DATA PROVIDED
··········

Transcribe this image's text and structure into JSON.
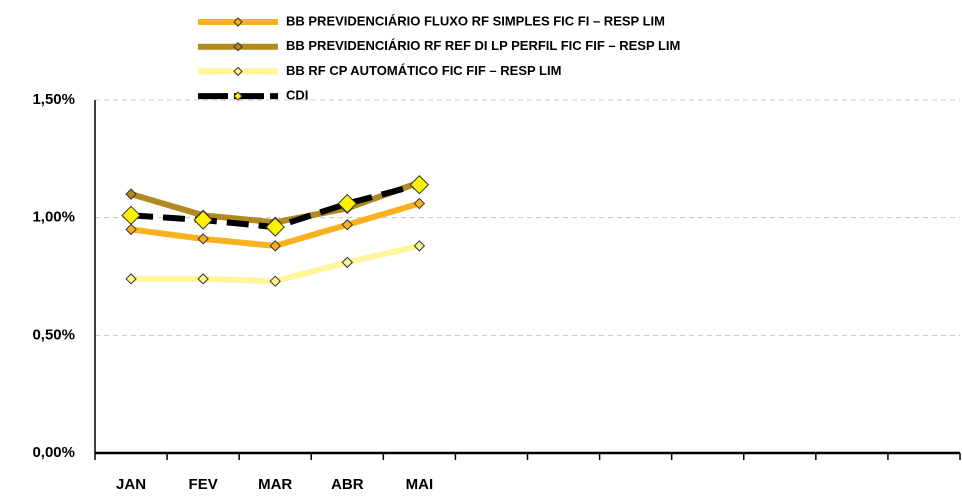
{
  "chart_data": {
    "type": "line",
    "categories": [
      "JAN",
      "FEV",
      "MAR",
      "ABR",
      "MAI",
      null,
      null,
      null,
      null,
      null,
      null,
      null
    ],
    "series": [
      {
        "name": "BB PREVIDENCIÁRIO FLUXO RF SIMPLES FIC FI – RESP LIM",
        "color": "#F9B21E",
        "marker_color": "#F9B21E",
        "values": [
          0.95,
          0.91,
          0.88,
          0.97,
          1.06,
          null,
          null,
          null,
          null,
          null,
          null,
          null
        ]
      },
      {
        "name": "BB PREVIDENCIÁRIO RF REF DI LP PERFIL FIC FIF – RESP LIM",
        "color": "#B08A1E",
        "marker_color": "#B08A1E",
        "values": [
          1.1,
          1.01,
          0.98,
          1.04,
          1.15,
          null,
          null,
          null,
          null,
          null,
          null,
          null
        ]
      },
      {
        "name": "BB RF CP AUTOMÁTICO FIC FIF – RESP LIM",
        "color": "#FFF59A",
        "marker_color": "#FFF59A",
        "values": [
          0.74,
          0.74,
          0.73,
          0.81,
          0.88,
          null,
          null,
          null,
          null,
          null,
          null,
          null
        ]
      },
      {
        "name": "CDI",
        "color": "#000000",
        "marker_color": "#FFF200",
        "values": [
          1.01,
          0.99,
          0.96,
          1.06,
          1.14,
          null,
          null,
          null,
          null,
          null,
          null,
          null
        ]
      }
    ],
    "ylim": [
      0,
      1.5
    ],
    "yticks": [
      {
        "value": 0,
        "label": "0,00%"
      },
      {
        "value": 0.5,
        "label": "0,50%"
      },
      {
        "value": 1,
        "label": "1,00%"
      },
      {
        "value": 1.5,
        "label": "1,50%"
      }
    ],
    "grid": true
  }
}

··········

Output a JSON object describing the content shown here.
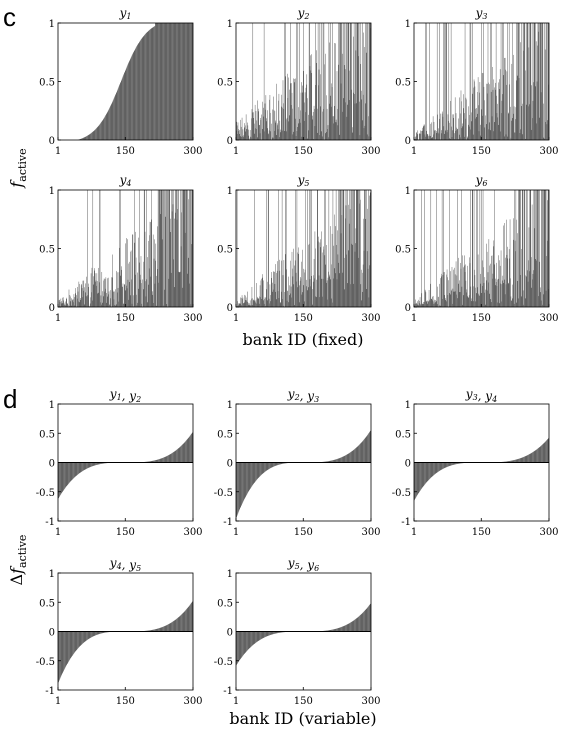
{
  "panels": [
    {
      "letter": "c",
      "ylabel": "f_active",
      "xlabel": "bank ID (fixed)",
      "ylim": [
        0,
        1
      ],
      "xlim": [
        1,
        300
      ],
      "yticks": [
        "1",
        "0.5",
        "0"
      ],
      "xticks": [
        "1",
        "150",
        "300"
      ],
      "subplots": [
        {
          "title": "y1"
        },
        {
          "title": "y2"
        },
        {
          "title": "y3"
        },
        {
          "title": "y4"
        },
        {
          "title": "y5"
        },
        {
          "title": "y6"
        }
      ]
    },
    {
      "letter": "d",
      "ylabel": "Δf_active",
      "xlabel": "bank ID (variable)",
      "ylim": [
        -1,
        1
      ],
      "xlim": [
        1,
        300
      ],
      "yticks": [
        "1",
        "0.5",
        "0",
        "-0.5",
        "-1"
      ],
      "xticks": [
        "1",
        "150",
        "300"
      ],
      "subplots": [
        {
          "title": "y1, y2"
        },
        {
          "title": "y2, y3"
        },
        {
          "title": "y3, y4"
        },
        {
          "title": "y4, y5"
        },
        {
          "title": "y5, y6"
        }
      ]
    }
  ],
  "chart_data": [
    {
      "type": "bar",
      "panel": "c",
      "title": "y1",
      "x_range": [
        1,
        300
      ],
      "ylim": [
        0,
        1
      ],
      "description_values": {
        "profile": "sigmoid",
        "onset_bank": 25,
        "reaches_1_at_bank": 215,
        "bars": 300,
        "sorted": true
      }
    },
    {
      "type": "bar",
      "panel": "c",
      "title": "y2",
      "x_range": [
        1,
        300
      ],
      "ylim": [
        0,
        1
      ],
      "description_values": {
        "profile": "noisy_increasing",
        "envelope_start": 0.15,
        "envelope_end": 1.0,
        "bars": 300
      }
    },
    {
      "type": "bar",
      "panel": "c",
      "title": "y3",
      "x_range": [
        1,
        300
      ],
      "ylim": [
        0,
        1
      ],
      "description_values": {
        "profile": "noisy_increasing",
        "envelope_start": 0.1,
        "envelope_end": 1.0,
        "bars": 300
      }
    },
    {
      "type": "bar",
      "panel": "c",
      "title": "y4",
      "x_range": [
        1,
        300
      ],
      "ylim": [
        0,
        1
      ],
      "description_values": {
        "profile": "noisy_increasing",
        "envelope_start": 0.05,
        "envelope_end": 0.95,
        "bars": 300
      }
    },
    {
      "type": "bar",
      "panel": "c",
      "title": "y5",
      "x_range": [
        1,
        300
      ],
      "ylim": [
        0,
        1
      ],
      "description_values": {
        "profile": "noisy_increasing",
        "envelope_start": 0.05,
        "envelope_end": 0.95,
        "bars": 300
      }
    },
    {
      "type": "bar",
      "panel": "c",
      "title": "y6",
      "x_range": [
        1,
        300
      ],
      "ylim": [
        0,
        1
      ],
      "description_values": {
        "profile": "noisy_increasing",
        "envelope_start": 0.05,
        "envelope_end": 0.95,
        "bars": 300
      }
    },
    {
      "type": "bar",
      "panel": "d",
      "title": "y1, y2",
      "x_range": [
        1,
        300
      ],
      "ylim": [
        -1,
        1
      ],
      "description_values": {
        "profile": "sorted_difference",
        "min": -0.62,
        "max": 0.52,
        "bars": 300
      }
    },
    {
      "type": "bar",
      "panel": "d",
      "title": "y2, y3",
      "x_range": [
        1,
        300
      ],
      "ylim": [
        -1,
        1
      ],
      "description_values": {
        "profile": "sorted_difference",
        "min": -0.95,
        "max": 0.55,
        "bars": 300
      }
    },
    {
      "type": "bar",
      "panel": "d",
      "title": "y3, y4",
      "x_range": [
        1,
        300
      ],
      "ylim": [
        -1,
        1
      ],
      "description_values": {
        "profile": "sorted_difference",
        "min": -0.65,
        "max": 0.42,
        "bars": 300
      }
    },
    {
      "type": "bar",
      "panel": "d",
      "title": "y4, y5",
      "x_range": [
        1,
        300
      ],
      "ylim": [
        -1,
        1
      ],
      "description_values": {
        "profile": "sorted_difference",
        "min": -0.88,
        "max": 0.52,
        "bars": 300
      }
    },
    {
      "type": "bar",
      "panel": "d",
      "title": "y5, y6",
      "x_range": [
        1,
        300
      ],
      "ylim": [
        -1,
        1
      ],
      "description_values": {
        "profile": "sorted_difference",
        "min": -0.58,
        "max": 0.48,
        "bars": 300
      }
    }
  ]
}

··········

Pull out every line of the records that includes the string "RESP".

FULL SOLUTION
        "name": "BB PREVIDENCIÁRIO FLUXO RF SIMPLES FIC FI – RESP LIM",
        "name": "BB PREVIDENCIÁRIO RF REF DI LP PERFIL FIC FIF – RESP LIM",
        "name": "BB RF CP AUTOMÁTICO FIC FIF – RESP LIM",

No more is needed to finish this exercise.